Collected data entries
——————

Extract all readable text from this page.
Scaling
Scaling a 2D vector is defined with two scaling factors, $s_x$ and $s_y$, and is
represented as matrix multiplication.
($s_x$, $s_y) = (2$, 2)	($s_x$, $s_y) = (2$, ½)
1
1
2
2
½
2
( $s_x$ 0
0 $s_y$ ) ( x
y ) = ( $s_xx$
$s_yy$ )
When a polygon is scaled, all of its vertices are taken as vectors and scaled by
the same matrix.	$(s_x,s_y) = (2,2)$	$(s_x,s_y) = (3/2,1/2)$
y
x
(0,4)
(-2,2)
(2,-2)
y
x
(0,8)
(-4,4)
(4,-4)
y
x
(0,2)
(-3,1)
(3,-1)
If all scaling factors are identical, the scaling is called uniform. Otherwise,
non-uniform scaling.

——————

- [Directions for this task]:
Give back the data above exactly as it appears.

- [Expected output]:
Extract all readable text from this page.
Scaling
Scaling a 2D vector is defined with two scaling factors, $s_x$ and $s_y$, and is
represented as matrix multiplication.
($s_x$, $s_y) = (2$, 2)	($s_x$, $s_y) = (2$, ½)
1
1
2
2
½
2
( $s_x$ 0
0 $s_y$ ) ( x
y ) = ( $s_xx$
$s_yy$ )
When a polygon is scaled, all of its vertices are taken as vectors and scaled by
the same matrix.	$(s_x,s_y) = (2,2)$	$(s_x,s_y) = (3/2,1/2)$
y
x
(0,4)
(-2,2)
(2,-2)
y
x
(0,8)
(-4,4)
(4,-4)
y
x
(0,2)
(-3,1)
(3,-1)
If all scaling factors are identical, the scaling is called uniform. Otherwise,
non-uniform scaling.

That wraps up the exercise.